*WHAT THE TASK REQUIRES:* Below are the records; locate each line with the word "三维联动" and copy it.

*DATA IN THIS EXERCISE:*
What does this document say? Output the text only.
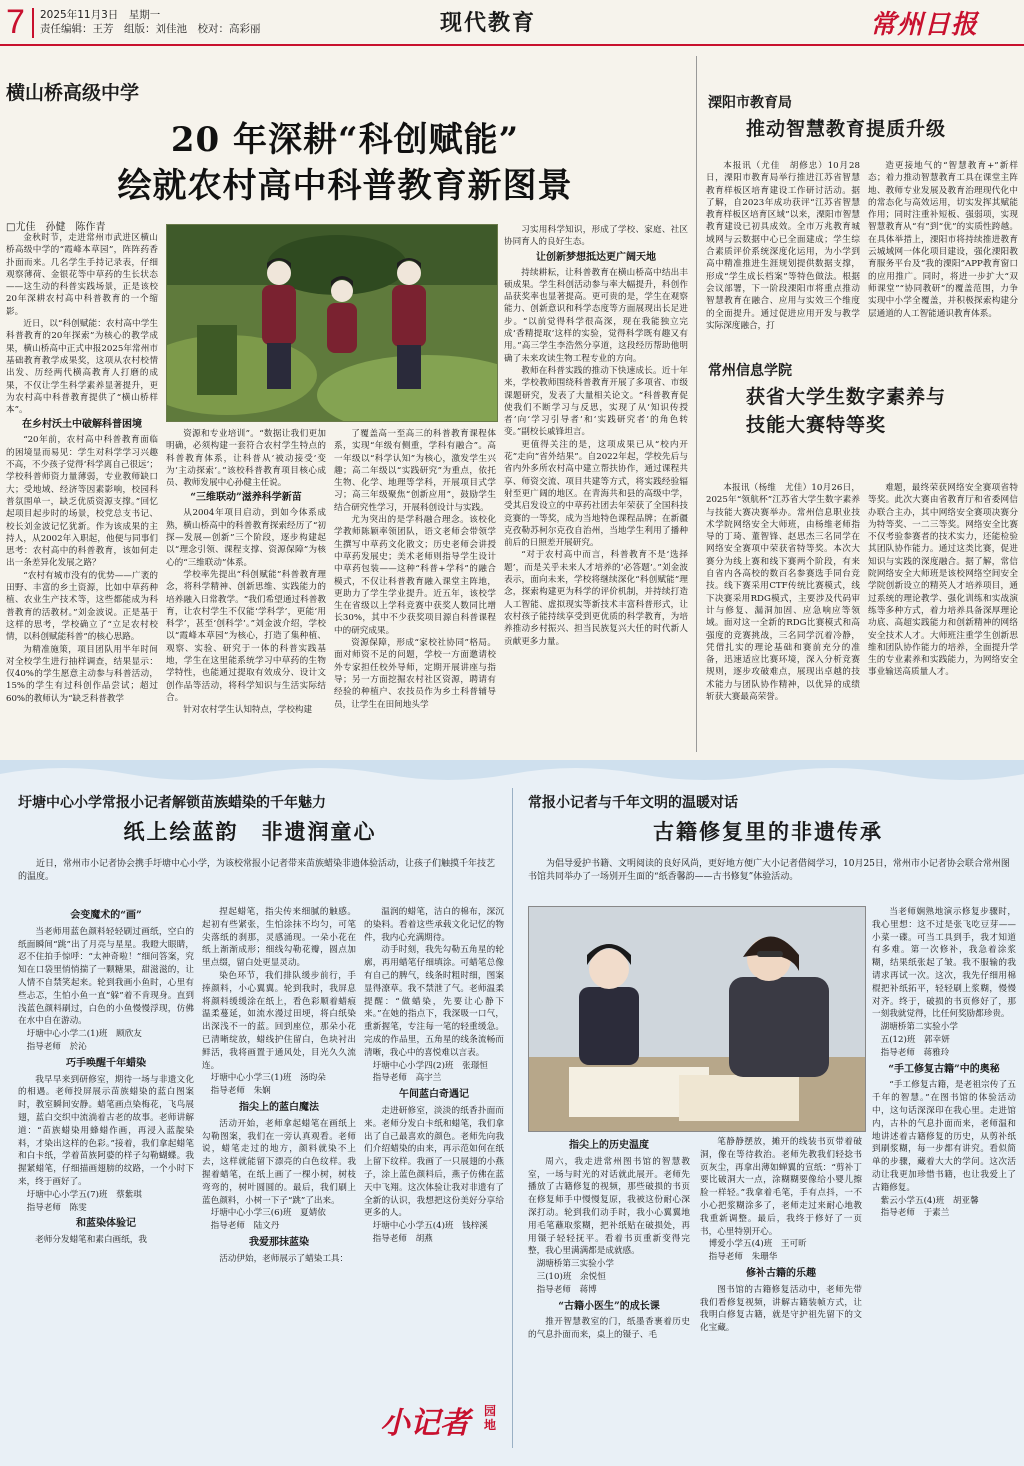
7 2025年11月3日　星期一
责任编辑：王芳　组版：刘佳池　校对：高彩丽	现代教育	常州日报
横山桥高级中学
20 年深耕“科创赋能”
绘就农村高中科普教育新图景
□尤佳　孙健　陈作青

金秋时节，走进常州市武进区横山桥高级中学的“霞峰本草园”，阵阵药香扑面而来。几名学生手持记录表，仔细观察薄荷、金银花等中草药的生长状态——这生动的科普实践场景，正是该校20年深耕农村高中科普教育的一个缩影。

近日，以“科创赋能：农村高中学生科普教育的20年探索”为核心的教学成果，横山桥高中正式申报2025年常州市基础教育教学成果奖，这项从农村校情出发、历经两代横高教育人打磨的成果，不仅让学生科学素养显著提升，更为农村高中科普教育提供了“横山桥样本”。

在乡村沃土中破解科普困境

“20年前，农村高中科普教育面临的困境显而易见：学生对科学学习兴趣不高，不少孩子觉得‘科学离自己很远’；学校科普师资力量薄弱，专业教师缺口大；受地域、经济等因素影响，校园科普氛围单一，缺乏优质资源支撑。”回忆起项目起步时的场景，校党总支书记、校长刘金波记忆犹新。作为该成果的主持人，从2002年入职起，他便与同事们思考：农村高中的科普教育，该如何走出一条差异化发展之路？

“农村有城市没有的优势——广袤的田野、丰富的乡土资源，比如中草药种植、农业生产技术等，这些都能成为科普教育的活教材。”刘金波说。正是基于这样的思考，学校确立了“立足农村校情，以科创赋能科普”的核心思路。

为精准施策，项目团队用半年时间对全校学生进行抽样调查，结果显示：仅40%的学生愿意主动参与科普活动，15%的学生有过科创作品尝试；超过60%的教师认为“缺乏科普教学

资源和专业培训”。“数据让我们更加明确，必须构建一套符合农村学生特点的科普教育体系，让科普从‘被动接受’变为‘主动探索’。”该校科普教育项目核心成员、教师发展中心孙健主任说。

“三维联动”滋养科学新苗

从2004年项目启动，到如今体系成熟，横山桥高中的科普教育探索经历了“初探—发展—创新”三个阶段，逐步构建起以“理念引领、课程支撑、资源保障”为核心的“三维联动”体系。

学校率先提出“科创赋能”科普教育理念，将科学精神、创新思维、实践能力的培养融入日常教学。“我们希望通过科普教育，让农村学生不仅能‘学科学’，更能‘用科学’，甚至‘创科学’。”刘金波介绍，学校以“霞峰本草园”为核心，打造了集种植、观察、实验、研究于一体的科普实践基地，学生在这里能系统学习中草药的生物学特性，也能通过提取有效成分、设计文创作品等活动，将科学知识与生活实际结合。

针对农村学生认知特点，学校构建

了覆盖高一至高三的科普教育课程体系，实现“年级有侧重，学科有融合”。高一年级以“科学认知”为核心，激发学生兴趣；高二年级以“实践研究”为重点，依托生物、化学、地理等学科，开展项目式学习；高三年级聚焦“创新应用”，鼓励学生结合研究性学习，开展科创设计与实践。

尤为突出的是学科融合理念。该校化学教师陈颖率领团队，语文老师会带领学生撰写中草药文化散文；历史老师会讲授中草药发展史；美术老师则指导学生设计中草药包装——这种“科普+学科”的融合模式，不仅让科普教育融入课堂主阵地，更助力了学生学业提升。近五年，该校学生在省级以上学科竞赛中获奖人数同比增长30%，其中不少获奖项目源自科普课程中的研究成果。

资源保障，形成“家校社协同”格局。面对师资不足的问题，学校一方面邀请校外专家担任校外导师，定期开展讲座与指导；另一方面挖掘农村社区资源，聘请有经验的种植户、农技员作为乡土科普辅导员，让学生在田间地头学

习实用科学知识，形成了学校、家庭、社区协同育人的良好生态。

让创新梦想抵达更广阔天地

持续耕耘，让科普教育在横山桥高中结出丰硕成果。学生科创活动参与率大幅提升，科创作品获奖率也显著提高。更可贵的是，学生在观察能力、创新意识和科学态度等方面展现出长足进步。“以前觉得科学很高深，现在我能独立完成‘香精提取’这样的实验，觉得科学既有趣又有用。”高三学生李浩然分享道，这段经历帮助他明确了未来攻读生物工程专业的方向。

教师在科普实践的推动下快速成长。近十年来，学校教师围绕科普教育开展了多项省、市级课题研究，发表了大量相关论文。“科普教育促使我们不断学习与反思，实现了从‘知识传授者’向‘学习引导者’和‘实践研究者’的角色转变。”副校长戚锋坦言。

更值得关注的是，这项成果已从“校内开花”走向“省外结果”。自2022年起，学校先后与省内外多所农村高中建立帮扶协作，通过课程共享、师资交流、项目共建等方式，将实践经验辐射至更广阔的地区。在青海共和县的高级中学，受其启发设立的中草药社团去年荣获了全国科技竞赛的一等奖，成为当地特色课程品牌；在新疆克孜勒苏柯尔克孜自治州，当地学生利用了播种前后的日照差开展研究。

“对于农村高中而言，科普教育不是‘选择题’，而是关乎未来人才培养的‘必答题’。”刘金波表示，面向未来，学校将继续深化“科创赋能”理念，探索构建更为科学的评价机制，并持续打造人工智能、虚拟现实等新技术丰富科普形式，让农村孩子能持续享受到更优质的科学教育，为培养推动乡村振兴、担当民族复兴大任的时代新人贡献更多力量。

溧阳市教育局
推动智慧教育提质升级

本报讯（尤佳　胡修忠）10月28日，溧阳市教育局举行推进江苏省智慧教育样板区培育建设工作研讨活动。据了解，自2023年成功获评“江苏省智慧教育样板区培育区域”以来，溧阳市智慧教育建设已初具成效。全市万兆教育城域网与云数据中心已全面建成；学生综合素质评价系统深度化运用，为小学到高中精准推进生涯规划提供数据支撑，形成“学生成长档案”等特色做法。根据会议部署，下一阶段溧阳市将重点推动智慧教育在融合、应用与实效三个维度的全面提升。通过促进应用开发与教学实际深度融合，打

造更接地气的“智慧教育+”新样态；着力推动智慧教育工具在课堂主阵地、教师专业发展及教育治理现代化中的常态化与高效运用，切实发挥其赋能作用；同时注重补短板、强弱项，实现智慧教育从“有”到“优”的实质性跨越。在具体举措上，溧阳市将持续推进教育云城域网一体化项目建设，强化溧阳教育服务平台及“我的溧阳”APP教育窗口的应用推广。同时，将进一步扩大“双师课堂”“协同教研”的覆盖范围，力争实现中小学全覆盖，并积极探索构建分层通道的人工智能通识教育体系。

常州信息学院
获省大学生数字素养与
技能大赛特等奖

本报讯（杨维　尤佳）10月26日，2025年“领航杯”江苏省大学生数字素养与技能大赛决赛举办。常州信息职业技术学院网络安全大师班，由杨维老师指导的丁琦、董智锋、赵思杰三名同学在网络安全赛项中荣获省特等奖。本次大赛分为线上赛和线下赛两个阶段，有来自省内各高校的数百名参赛选手同台竞技。线下赛采用CTF传统比赛模式，线下决赛采用RDG模式，主要涉及代码审计与修复、漏洞加固、应急响应等领域。面对这一全新的RDG比赛模式和高强度的竞赛挑战，三名同学沉着冷静，凭借扎实的理论基础和赛前充分的准备，迅速适应比赛环境，深入分析竞赛规则，逐步攻破难点，展现出卓越的技术能力与团队协作精神，以优异的成绩斩获大赛最高荣誉。

难题，最终荣获网络安全赛项省特等奖。此次大赛由省教育厅和省委网信办联合主办，其中网络安全赛项决赛分为特等奖、一二三等奖。网络安全比赛不仅考验参赛者的技术实力，还能检验其团队协作能力。通过这类比赛，促进知识与实践的深度融合。据了解，常信院网络安全大师班是该校网络空间安全学院创新设立的精英人才培养项目，通过系统的理论教学、强化训练和实战演练等多种方式，着力培养具备深厚理论功底、高超实践能力和创新精神的网络安全技术人才。大师班注重学生创新思维和团队协作能力的培养，全面提升学生的专业素养和实践能力，为网络安全事业输送高质量人才。

圩塘中心小学常报小记者解锁苗族蜡染的千年魅力
纸上绘蓝韵　非遗润童心
近日，常州市小记者协会携手圩塘中心小学，为该校常报小记者带来苗族蜡染非遗体验活动，让孩子们触摸千年技艺的温度。
会变魔术的“画”

当老师用蓝色颜料轻轻刷过画纸，空白的纸面瞬间“跳”出了月亮与星星。我瞪大眼睛，忍不住拍手惊呼：“太神奇啦！”细问答案，究知在口袋里悄悄揣了一颗糖果，甜滋滋的，让人情不自禁笑起来。轮到我画小鱼时，心里有些忐忑，生怕小鱼一直“躲”着不肯现身。直到浅蓝色颜料刷过，白色的小鱼慢慢浮现，仿佛在水中自在游动。

圩塘中心小学二(1)班　顾欣友

指导老师　於沁

巧手唤醒千年蜡染

我早早来到研修室，期待一场与非遗文化的相遇。老师投屏展示苗族蜡染的蓝白图案时，教室瞬间安静。蜡笔画点染梅花，飞鸟展翅，蓝白交织中流淌着古老的故事。老师讲解道：“苗族蜡染用蜂蜡作画，再浸入蓝靛染料，才染出这样的色彩。”接着，我们拿起蜡笔和白卡纸，学着苗族阿婆的样子勾勒蝴蝶。我握紧蜡笔，仔细描画翅膀的纹路，一个小时下来，终于画好了。

圩塘中心小学五(7)班　蔡紫琪

指导老师　陈雯

和蓝染体验记

老师分发蜡笔和素白画纸，我

捏起蜡笔，指尖传来细腻的触感。起初有些紧张，生怕涂抹不均匀，可笔尖落纸的刹那，灵感涌现。一朵小花在纸上渐渐成形；细线勾勒花瓣，圆点加里点缀，留白处更显灵动。

染色环节，我们排队缓步前行，手捧颜料，小心翼翼。轮到我时，我屏息将颜料缓缓涂在纸上，看色彩顺着蜡痕温柔蔓延，如流水漫过田埂，将白纸染出深浅不一的蓝。回到座位，那朵小花已清晰绽放，蜡线护住留白，色块衬出鲜活，我将画置于通风处，目光久久流连。

圩塘中心小学三(1)班　汤昀朵

指导老师　朱娴

指尖上的蓝白魔法

活动开始，老师拿起蜡笔在画纸上勾勒图案，我们在一旁认真观看。老师说，蜡笔走过的地方，颜料就染不上去，这样就能留下漂亮的白色纹样。我握着蜡笔，在纸上画了一棵小树，树枝弯弯的，树叶圆圆的。最后，我们刷上蓝色颜料，小树一下子“跳”了出来。

圩塘中心小学三(6)班　夏婧依

指导老师　陆文丹

我爱那抹蓝染

活动伊始，老师展示了蜡染工具：

温润的蜡笔，洁白的棉布，深沉的染料。看着这些承载文化记忆的物件，我内心充满期待。

动手时刻，我先勾勒五角星的轮廓，再用蜡笔仔细填涂。可蜡笔总像有自己的脾气，线条时粗时细，图案显得潦草。我不禁泄了气。老师温柔提醒：“做蜡染，先要让心静下来。”在她的指点下，我深吸一口气，重新握笔，专注每一笔的轻重缓急。完成的作品里，五角星的线条流畅而清晰，我心中的喜悦难以言表。

圩塘中心小学四(2)班　张璟恒

指导老师　高宇兰

午间蓝白奇遇记

走进研修室，淡淡的纸香扑面而来。老师分发白卡纸和蜡笔，我们拿出了自己最喜欢的颜色。老师先向我们介绍蜡染的由来，再示范如何在纸上留下纹样。我画了一只展翅的小燕子，涂上蓝色颜料后，燕子仿佛在蓝天中飞翔。这次体验让我对非遗有了全新的认识，我想把这份美好分享给更多的人。

圩塘中心小学五(4)班　钱梓溪

指导老师　胡燕

常报小记者与千年文明的温暖对话
古籍修复里的非遗传承
为倡导爱护书籍、文明阅读的良好风尚，更好地方便广大小记者借阅学习，10月25日，常州市小记者协会联合常州图书馆共同举办了一场别开生面的“纸香馨韵——古书修复”体验活动。
指尖上的历史温度

周六，我走进常州图书馆的智慧教室，一场与时光的对话就此展开。老师先播放了古籍修复的视频，那些破损的书页在修复师手中慢慢复原，我被这份耐心深深打动。轮到我们动手时，我小心翼翼地用毛笔蘸取浆糊，把补纸贴在破损处，再用镊子轻轻抚平。看着书页重新变得完整，我心里满满都是成就感。

湖塘桥第三实验小学

三(10)班　余悦恒

指导老师　蒋博

“古籍小医生”的成长课

推开智慧教室的门，纸墨香裹着历史的气息扑面而来，桌上的镊子、毛

笔静静摆放，摊开的线装书页带着破洞，像在等待救治。老师先教我们轻捻书页灰尘，再拿出薄如蝉翼的宣纸：“剪补丁要比破洞大一点，涂糊糊要像给小婴儿擦脸一样轻。”我拿着毛笔，手有点抖，一不小心把浆糊涂多了，老师走过来耐心地教我重新调整。最后，我终于修好了一页书，心里特别开心。

博爱小学五(4)班　王可昕

指导老师　朱珊华

修补古籍的乐趣

图书馆的古籍修复活动中，老师先带我们看修复视频，讲解古籍装帧方式，让我明白修复古籍，就是守护祖先留下的文化宝藏。

当老师娴熟地演示修复步骤时，我心里想：这不过是张飞吃豆芽——小菜一碟。可当工具到手，我才知道有多难。第一次修补，我急着涂浆糊，结果纸张起了皱。我不服输的我请求再试一次。这次，我先仔细用棉棍把补纸拓平，轻轻刷上浆糊，慢慢对齐。终于，破损的书页修好了，那一刻我就觉得，比任何奖励都珍贵。

湖塘桥第二实验小学

五(12)班　郭幸妍

指导老师　蒋雅玲

“手工修复古籍”中的奥秘

“手工修复古籍，是老祖宗传了五千年的智慧。”在图书馆的体验活动中，这句话深深印在我心里。走进馆内，古朴的气息扑面而来，老师温和地讲述着古籍修复的历史，从剪补纸到刷浆糊，每一步都有讲究。看似简单的步骤，藏着大大的学问。这次活动让我更加珍惜书籍，也让我爱上了古籍修复。

紫云小学五(4)班　胡亚馨

指导老师　于素兰

小记者 园地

*SOLUTION BELOW:*
“三维联动”滋养科学新苗
从2004年项目启动，到如今体系成熟，横山桥高中的科普教育探索经历了“初探—发展—创新”三个阶段，逐步构建起以“理念引领、课程支撑、资源保障”为核心的“三维联动”体系。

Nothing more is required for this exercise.